↓

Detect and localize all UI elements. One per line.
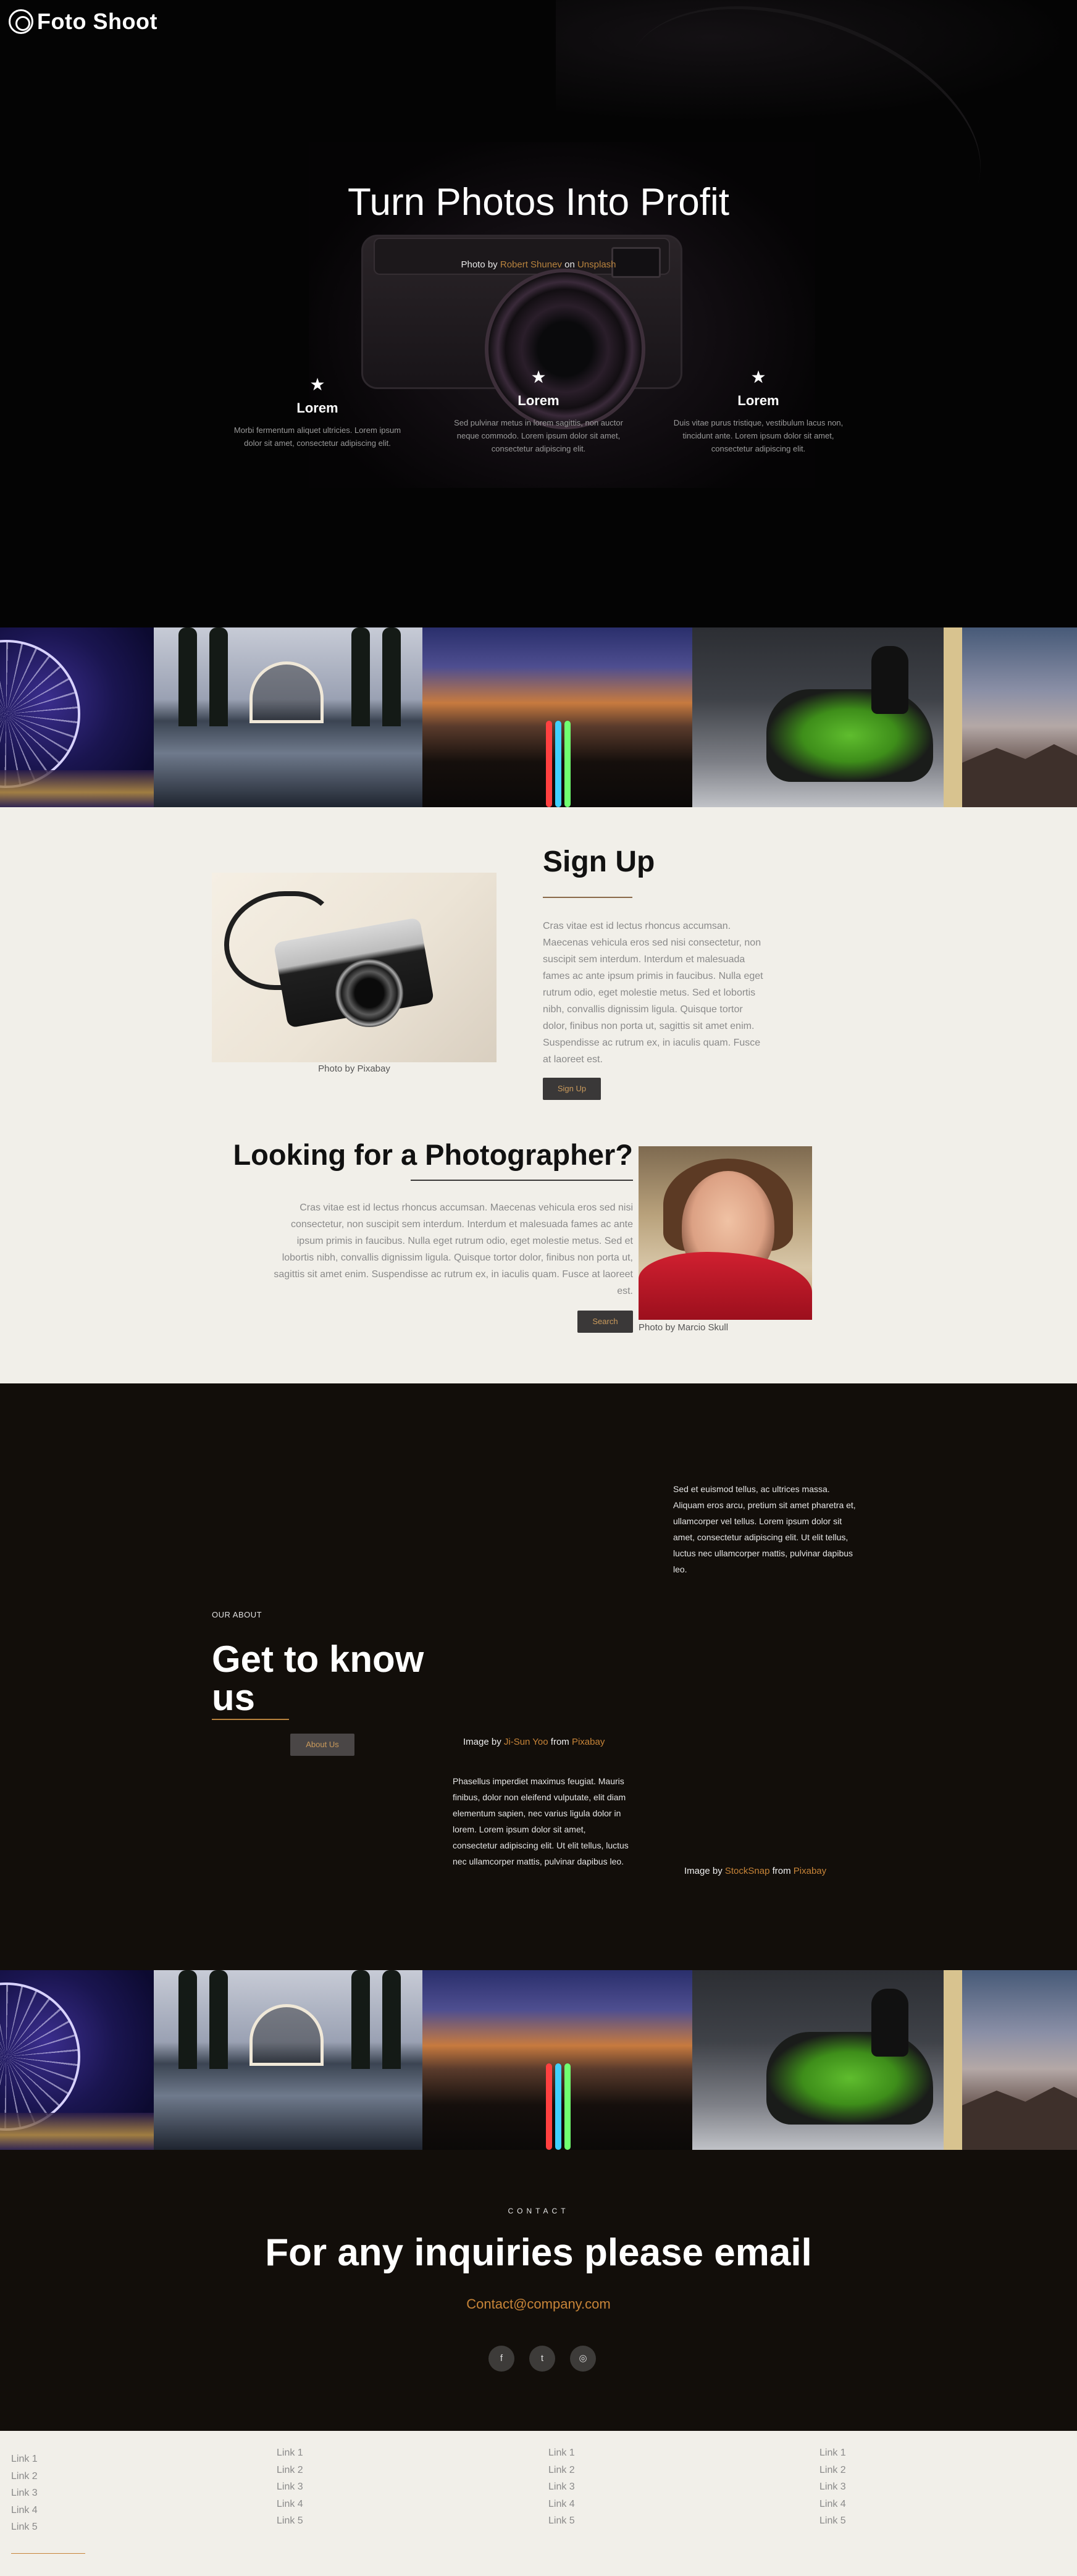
footer-link[interactable]: Link 5	[11, 2519, 38, 2536]
photo-gallery-2	[0, 1970, 1077, 2150]
footer-link[interactable]: Link 4	[11, 2502, 38, 2519]
footer-column-4: Link 1 Link 2 Link 3 Link 4 Link 5	[819, 2444, 846, 2530]
footer-link[interactable]: Link 5	[819, 2512, 846, 2530]
brand-name: Foto Shoot	[37, 9, 157, 34]
gallery-image-motorcycle	[692, 627, 962, 807]
contact-section	[0, 2150, 1077, 2431]
gallery-image-gazebo	[154, 1970, 422, 2150]
feature-title: Lorem	[737, 393, 779, 408]
about-paragraph-1: Sed et euismod tellus, ac ultrices massa…	[673, 1484, 856, 1574]
about-label: OUR ABOUT	[212, 1610, 262, 1619]
signup-body: Cras vitae est id lectus rhoncus accumsa…	[543, 921, 763, 1065]
contact-label: CONTACT	[508, 2207, 569, 2215]
footer-link[interactable]: Link 2	[548, 2462, 575, 2479]
footer-link[interactable]: Link 3	[277, 2478, 303, 2496]
footer-link[interactable]: Link 1	[819, 2444, 846, 2462]
gallery-image-ferris-wheel	[0, 1970, 154, 2150]
footer-link[interactable]: Link 4	[548, 2496, 575, 2513]
about-us-button[interactable]: About Us	[290, 1734, 354, 1756]
about-paragraph-2: Phasellus imperdiet maximus feugiat. Mau…	[453, 1776, 629, 1866]
photographer-portrait-image	[639, 1146, 812, 1320]
gallery-image-mountain	[962, 627, 1077, 807]
gallery-image-city-canal	[422, 627, 692, 807]
footer-divider	[11, 2553, 85, 2554]
about-divider	[212, 1719, 289, 1720]
gallery-image-gazebo	[154, 627, 422, 807]
credit-author-link[interactable]: Robert Shunev	[500, 259, 562, 270]
footer-link[interactable]: Link 5	[548, 2512, 575, 2530]
facebook-icon[interactable]: f	[488, 2346, 514, 2372]
footer-link[interactable]: Link 3	[11, 2485, 38, 2502]
feature-3: ★ Lorem Duis vitae purus tristique, vest…	[666, 367, 851, 455]
photographer-divider	[411, 1180, 633, 1181]
hero-title: Turn Photos Into Profit	[347, 181, 729, 224]
footer-link[interactable]: Link 1	[277, 2444, 303, 2462]
footer-link[interactable]: Link 1	[11, 2451, 38, 2468]
hero-photo-credit: Photo by Robert Shunev on Unsplash	[0, 259, 1077, 270]
about-section	[0, 1383, 1077, 1970]
photographer-body: Cras vitae est id lectus rhoncus accumsa…	[274, 1202, 633, 1296]
feature-2: ★ Lorem Sed pulvinar metus in lorem sagi…	[446, 367, 631, 455]
gallery-image-city-canal	[422, 1970, 692, 2150]
credit-prefix: Photo by	[461, 259, 498, 270]
footer-link[interactable]: Link 4	[819, 2496, 846, 2513]
contact-title: For any inquiries please email	[265, 2231, 812, 2274]
footer-link[interactable]: Link 2	[277, 2462, 303, 2479]
signup-title: Sign Up	[543, 845, 655, 878]
signup-image-credit: Photo by Pixabay	[318, 1064, 390, 1074]
credit-mid: on	[564, 259, 575, 270]
star-icon: ★	[750, 367, 766, 387]
hero-section: Foto Shoot Turn Photos Into Profit Photo…	[0, 0, 1077, 627]
feature-title: Lorem	[296, 400, 338, 416]
credit-prefix: Image by	[684, 1866, 723, 1876]
credit-author-link[interactable]: StockSnap	[725, 1866, 770, 1876]
about-image-credit-1: Image by Ji-Sun Yoo from Pixabay	[463, 1737, 605, 1747]
footer-link[interactable]: Link 3	[819, 2478, 846, 2496]
feature-text: Duis vitae purus tristique, vestibulum l…	[673, 418, 844, 453]
feature-title: Lorem	[518, 393, 559, 408]
feature-1: ★ Lorem Morbi fermentum aliquet ultricie…	[225, 374, 410, 450]
sign-up-button[interactable]: Sign Up	[543, 1078, 601, 1100]
search-button[interactable]: Search	[577, 1311, 633, 1333]
credit-source-link[interactable]: Pixabay	[794, 1866, 826, 1876]
contact-email-link[interactable]: Contact@company.com	[0, 2296, 1077, 2312]
twitter-icon[interactable]: t	[529, 2346, 555, 2372]
credit-source-link[interactable]: Unsplash	[577, 259, 616, 270]
footer-column-1: Link 1 Link 2 Link 3 Link 4 Link 5	[11, 2451, 38, 2536]
footer-link[interactable]: Link 3	[548, 2478, 575, 2496]
logo-link[interactable]: Foto Shoot	[9, 9, 157, 35]
footer-column-3: Link 1 Link 2 Link 3 Link 4 Link 5	[548, 2444, 575, 2530]
footer-link[interactable]: Link 2	[819, 2462, 846, 2479]
credit-author-link[interactable]: Ji-Sun Yoo	[504, 1737, 548, 1747]
photographer-title: Looking for a Photographer?	[233, 1138, 633, 1171]
footer-link[interactable]: Link 2	[11, 2468, 38, 2485]
footer-link[interactable]: Link 4	[277, 2496, 303, 2513]
instagram-icon[interactable]: ◎	[570, 2346, 596, 2372]
about-title: Get to know us	[212, 1638, 424, 1718]
feature-text: Morbi fermentum aliquet ultricies. Lorem…	[233, 426, 401, 448]
gallery-image-mountain	[962, 1970, 1077, 2150]
credit-prefix: Image by	[463, 1737, 501, 1747]
footer-link[interactable]: Link 1	[548, 2444, 575, 2462]
aperture-icon	[9, 9, 33, 34]
signup-camera-image	[212, 873, 497, 1062]
signup-divider	[543, 897, 632, 898]
gallery-image-motorcycle	[692, 1970, 962, 2150]
photographer-image-credit: Photo by Marcio Skull	[639, 1322, 729, 1333]
credit-mid: from	[550, 1737, 569, 1747]
feature-text: Sed pulvinar metus in lorem sagittis, no…	[454, 418, 623, 453]
star-icon: ★	[530, 367, 547, 387]
footer	[0, 2431, 1077, 2576]
gallery-image-ferris-wheel	[0, 627, 154, 807]
credit-source-link[interactable]: Pixabay	[572, 1737, 605, 1747]
star-icon: ★	[309, 375, 325, 394]
credit-mid: from	[772, 1866, 791, 1876]
footer-link[interactable]: Link 5	[277, 2512, 303, 2530]
about-image-credit-2: Image by StockSnap from Pixabay	[684, 1866, 826, 1876]
photo-gallery	[0, 627, 1077, 807]
footer-column-2: Link 1 Link 2 Link 3 Link 4 Link 5	[277, 2444, 303, 2530]
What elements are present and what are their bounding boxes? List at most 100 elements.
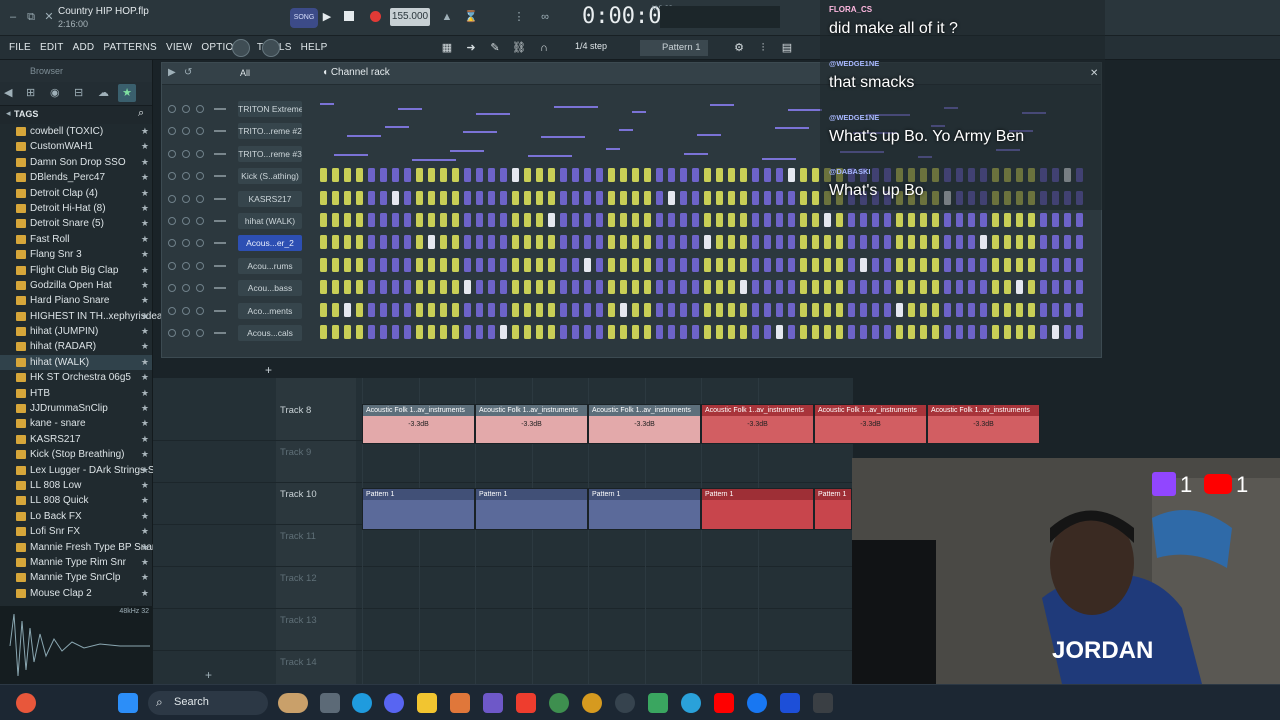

↑

### Work required
Please output every line of the data above verbatim, omitting the pictures.

### The completed task
Detect and localize all UI elements. One per line.
footer-link[interactable]: Link 5	[11, 2519, 38, 2536]
photo-gallery-2	[0, 1970, 1077, 2150]
footer-link[interactable]: Link 4	[11, 2502, 38, 2519]
footer-column-4: Link 1 Link 2 Link 3 Link 4 Link 5	[819, 2444, 846, 2530]
footer-link[interactable]: Link 5	[819, 2512, 846, 2530]
brand-name: Foto Shoot	[37, 9, 157, 34]
gallery-image-motorcycle	[692, 627, 962, 807]
contact-section	[0, 2150, 1077, 2431]
gallery-image-gazebo	[154, 1970, 422, 2150]
feature-title: Lorem	[737, 393, 779, 408]
about-paragraph-1: Sed et euismod tellus, ac ultrices massa…	[673, 1484, 856, 1574]
about-label: OUR ABOUT	[212, 1610, 262, 1619]
signup-body: Cras vitae est id lectus rhoncus accumsa…	[543, 921, 763, 1065]
contact-label: CONTACT	[508, 2207, 569, 2215]
footer-link[interactable]: Link 2	[548, 2462, 575, 2479]
footer-link[interactable]: Link 3	[277, 2478, 303, 2496]
footer-link[interactable]: Link 1	[819, 2444, 846, 2462]
gallery-image-ferris-wheel	[0, 1970, 154, 2150]
footer-link[interactable]: Link 4	[548, 2496, 575, 2513]
about-us-button[interactable]: About Us	[290, 1734, 354, 1756]
about-paragraph-2: Phasellus imperdiet maximus feugiat. Mau…	[453, 1776, 629, 1866]
photographer-portrait-image	[639, 1146, 812, 1320]
gallery-image-mountain	[962, 627, 1077, 807]
gallery-image-city-canal	[422, 627, 692, 807]
footer-divider	[11, 2553, 85, 2554]
about-divider	[212, 1719, 289, 1720]
gallery-image-gazebo	[154, 627, 422, 807]
credit-author-link[interactable]: Robert Shunev	[500, 259, 562, 270]
footer-link[interactable]: Link 5	[548, 2512, 575, 2530]
facebook-icon[interactable]: f	[488, 2346, 514, 2372]
footer-link[interactable]: Link 3	[11, 2485, 38, 2502]
feature-3: ★ Lorem Duis vitae purus tristique, vest…	[666, 367, 851, 455]
photographer-divider	[411, 1180, 633, 1181]
hero-title: Turn Photos Into Profit	[347, 181, 729, 224]
footer-link[interactable]: Link 1	[277, 2444, 303, 2462]
footer-link[interactable]: Link 1	[11, 2451, 38, 2468]
hero-photo-credit: Photo by Robert Shunev on Unsplash	[0, 259, 1077, 270]
about-section	[0, 1383, 1077, 1970]
photographer-body: Cras vitae est id lectus rhoncus accumsa…	[274, 1202, 633, 1296]
feature-2: ★ Lorem Sed pulvinar metus in lorem sagi…	[446, 367, 631, 455]
gallery-image-city-canal	[422, 1970, 692, 2150]
credit-prefix: Photo by	[461, 259, 498, 270]
footer-link[interactable]: Link 4	[819, 2496, 846, 2513]
contact-title: For any inquiries please email	[265, 2231, 812, 2274]
footer-link[interactable]: Link 2	[277, 2462, 303, 2479]
signup-title: Sign Up	[543, 845, 655, 878]
signup-image-credit: Photo by Pixabay	[318, 1064, 390, 1074]
credit-mid: on	[564, 259, 575, 270]
star-icon: ★	[750, 367, 766, 387]
hero-section: Foto Shoot Turn Photos Into Profit Photo…	[0, 0, 1077, 627]
feature-title: Lorem	[296, 400, 338, 416]
credit-prefix: Image by	[684, 1866, 723, 1876]
credit-author-link[interactable]: StockSnap	[725, 1866, 770, 1876]
about-image-credit-1: Image by Ji-Sun Yoo from Pixabay	[463, 1737, 605, 1747]
footer-link[interactable]: Link 3	[819, 2478, 846, 2496]
feature-text: Duis vitae purus tristique, vestibulum l…	[673, 418, 844, 453]
feature-title: Lorem	[518, 393, 559, 408]
feature-1: ★ Lorem Morbi fermentum aliquet ultricie…	[225, 374, 410, 450]
sign-up-button[interactable]: Sign Up	[543, 1078, 601, 1100]
search-button[interactable]: Search	[577, 1311, 633, 1333]
credit-source-link[interactable]: Pixabay	[794, 1866, 826, 1876]
contact-email-link[interactable]: Contact@company.com	[0, 2296, 1077, 2312]
twitter-icon[interactable]: t	[529, 2346, 555, 2372]
credit-source-link[interactable]: Unsplash	[577, 259, 616, 270]
footer-column-1: Link 1 Link 2 Link 3 Link 4 Link 5	[11, 2451, 38, 2536]
footer-link[interactable]: Link 3	[548, 2478, 575, 2496]
logo-link[interactable]: Foto Shoot	[9, 9, 157, 35]
footer-column-3: Link 1 Link 2 Link 3 Link 4 Link 5	[548, 2444, 575, 2530]
footer-link[interactable]: Link 2	[819, 2462, 846, 2479]
credit-author-link[interactable]: Ji-Sun Yoo	[504, 1737, 548, 1747]
photographer-title: Looking for a Photographer?	[233, 1138, 633, 1171]
footer-link[interactable]: Link 2	[11, 2468, 38, 2485]
footer-link[interactable]: Link 4	[277, 2496, 303, 2513]
instagram-icon[interactable]: ◎	[570, 2346, 596, 2372]
about-title: Get to know us	[212, 1638, 424, 1718]
feature-text: Morbi fermentum aliquet ultricies. Lorem…	[233, 426, 401, 448]
gallery-image-mountain	[962, 1970, 1077, 2150]
credit-prefix: Image by	[463, 1737, 501, 1747]
footer-link[interactable]: Link 1	[548, 2444, 575, 2462]
aperture-icon	[9, 9, 33, 34]
signup-camera-image	[212, 873, 497, 1062]
signup-divider	[543, 897, 632, 898]
gallery-image-motorcycle	[692, 1970, 962, 2150]
photographer-image-credit: Photo by Marcio Skull	[639, 1322, 729, 1333]
credit-mid: from	[550, 1737, 569, 1747]
feature-text: Sed pulvinar metus in lorem sagittis, no…	[454, 418, 623, 453]
star-icon: ★	[530, 367, 547, 387]
footer	[0, 2431, 1077, 2576]
gallery-image-ferris-wheel	[0, 627, 154, 807]
credit-source-link[interactable]: Pixabay	[572, 1737, 605, 1747]
star-icon: ★	[309, 375, 325, 394]
credit-mid: from	[772, 1866, 791, 1876]
footer-link[interactable]: Link 5	[277, 2512, 303, 2530]
about-image-credit-2: Image by StockSnap from Pixabay	[684, 1866, 826, 1876]
photo-gallery	[0, 627, 1077, 807]
footer-column-2: Link 1 Link 2 Link 3 Link 4 Link 5	[277, 2444, 303, 2530]
What elements are present and what are their bounding boxes? List at most 100 elements.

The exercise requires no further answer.